>> Begin PROVIDED ENTRIES

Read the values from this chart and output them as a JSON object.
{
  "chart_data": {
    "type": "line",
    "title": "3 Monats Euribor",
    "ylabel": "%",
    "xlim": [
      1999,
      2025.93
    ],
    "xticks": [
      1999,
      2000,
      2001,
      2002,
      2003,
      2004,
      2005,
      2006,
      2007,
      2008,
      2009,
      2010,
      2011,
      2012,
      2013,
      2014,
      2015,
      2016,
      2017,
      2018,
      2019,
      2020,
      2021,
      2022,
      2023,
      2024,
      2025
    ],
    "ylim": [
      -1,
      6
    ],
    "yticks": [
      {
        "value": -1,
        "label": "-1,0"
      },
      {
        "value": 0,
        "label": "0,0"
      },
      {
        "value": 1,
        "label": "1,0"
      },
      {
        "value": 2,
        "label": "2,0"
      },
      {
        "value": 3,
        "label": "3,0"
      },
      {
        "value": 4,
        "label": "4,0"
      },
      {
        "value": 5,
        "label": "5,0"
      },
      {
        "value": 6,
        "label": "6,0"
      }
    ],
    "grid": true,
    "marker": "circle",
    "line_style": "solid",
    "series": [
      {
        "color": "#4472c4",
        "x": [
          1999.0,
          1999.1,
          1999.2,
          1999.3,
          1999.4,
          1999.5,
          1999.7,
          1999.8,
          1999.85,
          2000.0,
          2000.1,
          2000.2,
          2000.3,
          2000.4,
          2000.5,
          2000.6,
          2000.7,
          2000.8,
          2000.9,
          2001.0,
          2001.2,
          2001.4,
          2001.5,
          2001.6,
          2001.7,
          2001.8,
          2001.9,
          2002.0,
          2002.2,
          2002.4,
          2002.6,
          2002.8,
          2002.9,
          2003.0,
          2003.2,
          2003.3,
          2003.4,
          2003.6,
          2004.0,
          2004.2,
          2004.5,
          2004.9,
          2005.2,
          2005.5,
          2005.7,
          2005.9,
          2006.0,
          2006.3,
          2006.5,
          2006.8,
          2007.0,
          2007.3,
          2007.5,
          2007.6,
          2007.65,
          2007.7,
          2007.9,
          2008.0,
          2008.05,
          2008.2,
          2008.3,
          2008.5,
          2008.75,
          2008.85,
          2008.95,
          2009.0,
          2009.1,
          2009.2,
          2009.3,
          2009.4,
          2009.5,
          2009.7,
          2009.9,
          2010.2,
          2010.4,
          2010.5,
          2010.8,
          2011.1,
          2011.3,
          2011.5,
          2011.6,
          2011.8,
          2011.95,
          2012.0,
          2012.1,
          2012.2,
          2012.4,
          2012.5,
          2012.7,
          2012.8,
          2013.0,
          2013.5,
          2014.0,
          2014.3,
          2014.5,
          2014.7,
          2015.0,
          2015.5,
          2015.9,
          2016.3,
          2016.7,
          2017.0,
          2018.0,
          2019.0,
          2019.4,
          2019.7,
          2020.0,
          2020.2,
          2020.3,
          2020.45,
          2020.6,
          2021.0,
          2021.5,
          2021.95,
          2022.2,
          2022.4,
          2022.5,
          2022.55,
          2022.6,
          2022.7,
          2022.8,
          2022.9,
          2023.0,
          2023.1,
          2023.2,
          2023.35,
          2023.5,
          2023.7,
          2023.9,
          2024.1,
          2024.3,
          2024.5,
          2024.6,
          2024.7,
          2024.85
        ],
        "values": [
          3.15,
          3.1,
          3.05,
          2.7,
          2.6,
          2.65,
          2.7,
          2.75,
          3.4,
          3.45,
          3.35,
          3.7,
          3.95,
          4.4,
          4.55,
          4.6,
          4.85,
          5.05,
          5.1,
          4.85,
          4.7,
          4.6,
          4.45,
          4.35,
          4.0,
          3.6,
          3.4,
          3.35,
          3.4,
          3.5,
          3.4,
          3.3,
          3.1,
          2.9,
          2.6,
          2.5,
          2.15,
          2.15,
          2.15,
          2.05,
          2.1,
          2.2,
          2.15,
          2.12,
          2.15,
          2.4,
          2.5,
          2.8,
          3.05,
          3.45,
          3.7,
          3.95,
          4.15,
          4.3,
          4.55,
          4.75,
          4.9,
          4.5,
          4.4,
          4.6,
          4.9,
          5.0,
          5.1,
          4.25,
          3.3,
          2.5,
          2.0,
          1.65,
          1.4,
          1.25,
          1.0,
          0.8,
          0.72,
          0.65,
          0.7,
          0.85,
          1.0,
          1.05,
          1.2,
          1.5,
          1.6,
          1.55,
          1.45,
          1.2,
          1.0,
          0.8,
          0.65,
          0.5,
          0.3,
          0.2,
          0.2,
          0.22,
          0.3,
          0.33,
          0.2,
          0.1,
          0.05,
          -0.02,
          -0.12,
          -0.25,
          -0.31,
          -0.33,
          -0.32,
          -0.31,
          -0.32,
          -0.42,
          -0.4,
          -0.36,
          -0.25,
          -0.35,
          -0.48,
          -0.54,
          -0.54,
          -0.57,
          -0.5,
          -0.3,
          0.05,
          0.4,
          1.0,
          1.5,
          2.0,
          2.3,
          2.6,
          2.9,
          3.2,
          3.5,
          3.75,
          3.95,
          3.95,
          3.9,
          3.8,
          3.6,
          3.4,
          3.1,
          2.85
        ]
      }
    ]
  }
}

>> End PROVIDED ENTRIES

AIM:
Write every record out again, unaltered.

CORRECT RESPONSE:
Read the values from this chart and output them as a JSON object.
{
  "chart_data": {
    "type": "line",
    "title": "3 Monats Euribor",
    "ylabel": "%",
    "xlim": [
      1999,
      2025.93
    ],
    "xticks": [
      1999,
      2000,
      2001,
      2002,
      2003,
      2004,
      2005,
      2006,
      2007,
      2008,
      2009,
      2010,
      2011,
      2012,
      2013,
      2014,
      2015,
      2016,
      2017,
      2018,
      2019,
      2020,
      2021,
      2022,
      2023,
      2024,
      2025
    ],
    "ylim": [
      -1,
      6
    ],
    "yticks": [
      {
        "value": -1,
        "label": "-1,0"
      },
      {
        "value": 0,
        "label": "0,0"
      },
      {
        "value": 1,
        "label": "1,0"
      },
      {
        "value": 2,
        "label": "2,0"
      },
      {
        "value": 3,
        "label": "3,0"
      },
      {
        "value": 4,
        "label": "4,0"
      },
      {
        "value": 5,
        "label": "5,0"
      },
      {
        "value": 6,
        "label": "6,0"
      }
    ],
    "grid": true,
    "marker": "circle",
    "line_style": "solid",
    "series": [
      {
        "color": "#4472c4",
        "x": [
          1999.0,
          1999.1,
          1999.2,
          1999.3,
          1999.4,
          1999.5,
          1999.7,
          1999.8,
          1999.85,
          2000.0,
          2000.1,
          2000.2,
          2000.3,
          2000.4,
          2000.5,
          2000.6,
          2000.7,
          2000.8,
          2000.9,
          2001.0,
          2001.2,
          2001.4,
          2001.5,
          2001.6,
          2001.7,
          2001.8,
          2001.9,
          2002.0,
          2002.2,
          2002.4,
          2002.6,
          2002.8,
          2002.9,
          2003.0,
          2003.2,
          2003.3,
          2003.4,
          2003.6,
          2004.0,
          2004.2,
          2004.5,
          2004.9,
          2005.2,
          2005.5,
          2005.7,
          2005.9,
          2006.0,
          2006.3,
          2006.5,
          2006.8,
          2007.0,
          2007.3,
          2007.5,
          2007.6,
          2007.65,
          2007.7,
          2007.9,
          2008.0,
          2008.05,
          2008.2,
          2008.3,
          2008.5,
          2008.75,
          2008.85,
          2008.95,
          2009.0,
          2009.1,
          2009.2,
          2009.3,
          2009.4,
          2009.5,
          2009.7,
          2009.9,
          2010.2,
          2010.4,
          2010.5,
          2010.8,
          2011.1,
          2011.3,
          2011.5,
          2011.6,
          2011.8,
          2011.95,
          2012.0,
          2012.1,
          2012.2,
          2012.4,
          2012.5,
          2012.7,
          2012.8,
          2013.0,
          2013.5,
          2014.0,
          2014.3,
          2014.5,
          2014.7,
          2015.0,
          2015.5,
          2015.9,
          2016.3,
          2016.7,
          2017.0,
          2018.0,
          2019.0,
          2019.4,
          2019.7,
          2020.0,
          2020.2,
          2020.3,
          2020.45,
          2020.6,
          2021.0,
          2021.5,
          2021.95,
          2022.2,
          2022.4,
          2022.5,
          2022.55,
          2022.6,
          2022.7,
          2022.8,
          2022.9,
          2023.0,
          2023.1,
          2023.2,
          2023.35,
          2023.5,
          2023.7,
          2023.9,
          2024.1,
          2024.3,
          2024.5,
          2024.6,
          2024.7,
          2024.85
        ],
        "values": [
          3.15,
          3.1,
          3.05,
          2.7,
          2.6,
          2.65,
          2.7,
          2.75,
          3.4,
          3.45,
          3.35,
          3.7,
          3.95,
          4.4,
          4.55,
          4.6,
          4.85,
          5.05,
          5.1,
          4.85,
          4.7,
          4.6,
          4.45,
          4.35,
          4.0,
          3.6,
          3.4,
          3.35,
          3.4,
          3.5,
          3.4,
          3.3,
          3.1,
          2.9,
          2.6,
          2.5,
          2.15,
          2.15,
          2.15,
          2.05,
          2.1,
          2.2,
          2.15,
          2.12,
          2.15,
          2.4,
          2.5,
          2.8,
          3.05,
          3.45,
          3.7,
          3.95,
          4.15,
          4.3,
          4.55,
          4.75,
          4.9,
          4.5,
          4.4,
          4.6,
          4.9,
          5.0,
          5.1,
          4.25,
          3.3,
          2.5,
          2.0,
          1.65,
          1.4,
          1.25,
          1.0,
          0.8,
          0.72,
          0.65,
          0.7,
          0.85,
          1.0,
          1.05,
          1.2,
          1.5,
          1.6,
          1.55,
          1.45,
          1.2,
          1.0,
          0.8,
          0.65,
          0.5,
          0.3,
          0.2,
          0.2,
          0.22,
          0.3,
          0.33,
          0.2,
          0.1,
          0.05,
          -0.02,
          -0.12,
          -0.25,
          -0.31,
          -0.33,
          -0.32,
          -0.31,
          -0.32,
          -0.42,
          -0.4,
          -0.36,
          -0.25,
          -0.35,
          -0.48,
          -0.54,
          -0.54,
          -0.57,
          -0.5,
          -0.3,
          0.05,
          0.4,
          1.0,
          1.5,
          2.0,
          2.3,
          2.6,
          2.9,
          3.2,
          3.5,
          3.75,
          3.95,
          3.95,
          3.9,
          3.8,
          3.6,
          3.4,
          3.1,
          2.85
        ]
      }
    ]
  }
}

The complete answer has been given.